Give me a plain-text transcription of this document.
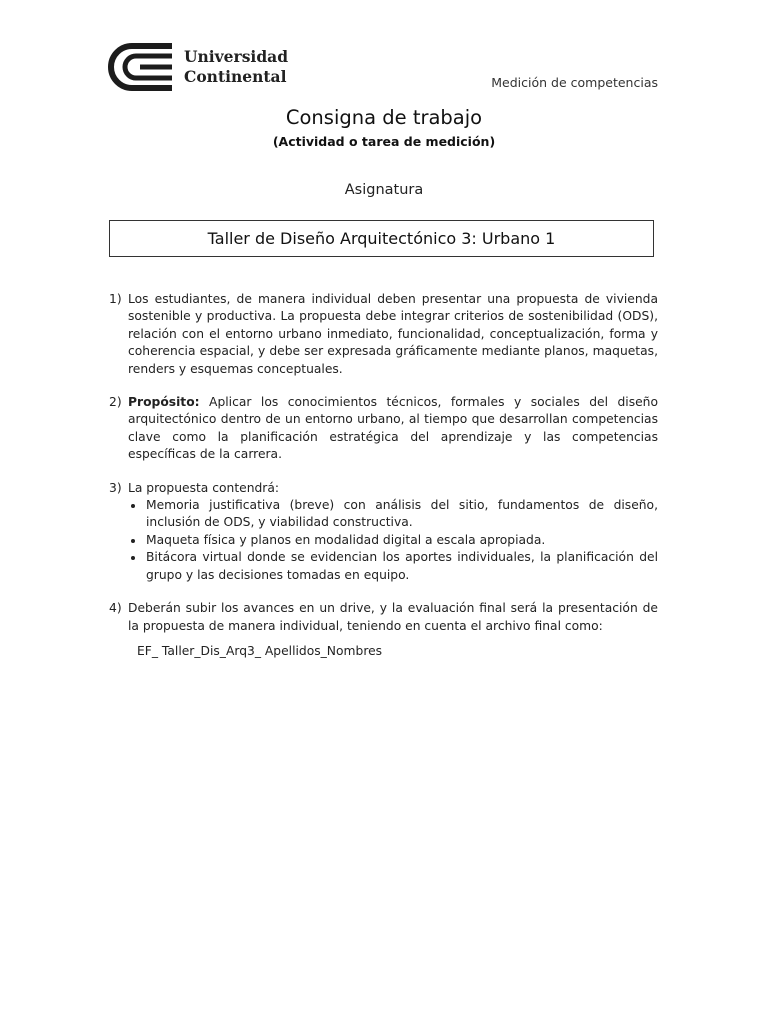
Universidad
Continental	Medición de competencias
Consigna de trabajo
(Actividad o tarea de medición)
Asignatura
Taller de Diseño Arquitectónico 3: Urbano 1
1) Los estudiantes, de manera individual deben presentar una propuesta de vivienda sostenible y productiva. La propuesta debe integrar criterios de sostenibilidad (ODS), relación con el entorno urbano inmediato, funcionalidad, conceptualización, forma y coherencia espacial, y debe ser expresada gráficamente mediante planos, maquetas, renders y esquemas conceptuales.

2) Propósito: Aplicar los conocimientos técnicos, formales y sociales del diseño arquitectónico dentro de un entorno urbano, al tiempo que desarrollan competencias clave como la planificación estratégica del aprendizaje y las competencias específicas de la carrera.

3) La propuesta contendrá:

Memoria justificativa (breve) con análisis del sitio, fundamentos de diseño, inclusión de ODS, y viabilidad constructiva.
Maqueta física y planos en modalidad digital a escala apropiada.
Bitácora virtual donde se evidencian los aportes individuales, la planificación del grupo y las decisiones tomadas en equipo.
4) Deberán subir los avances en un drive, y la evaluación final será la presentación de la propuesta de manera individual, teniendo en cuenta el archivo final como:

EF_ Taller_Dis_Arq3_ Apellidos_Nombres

****************************************

Copy out all the entries exactly. Images stay out of the copy.

Give me a plain-text transcription of this document.
Universidad
Continental	Medición de competencias
Consigna de trabajo
(Actividad o tarea de medición)
Asignatura
Taller de Diseño Arquitectónico 3: Urbano 1
1) Los estudiantes, de manera individual deben presentar una propuesta de vivienda sostenible y productiva. La propuesta debe integrar criterios de sostenibilidad (ODS), relación con el entorno urbano inmediato, funcionalidad, conceptualización, forma y coherencia espacial, y debe ser expresada gráficamente mediante planos, maquetas, renders y esquemas conceptuales.

2) Propósito: Aplicar los conocimientos técnicos, formales y sociales del diseño arquitectónico dentro de un entorno urbano, al tiempo que desarrollan competencias clave como la planificación estratégica del aprendizaje y las competencias específicas de la carrera.

3) La propuesta contendrá:

Memoria justificativa (breve) con análisis del sitio, fundamentos de diseño, inclusión de ODS, y viabilidad constructiva.
Maqueta física y planos en modalidad digital a escala apropiada.
Bitácora virtual donde se evidencian los aportes individuales, la planificación del grupo y las decisiones tomadas en equipo.
4) Deberán subir los avances en un drive, y la evaluación final será la presentación de la propuesta de manera individual, teniendo en cuenta el archivo final como:

EF_ Taller_Dis_Arq3_ Apellidos_Nombres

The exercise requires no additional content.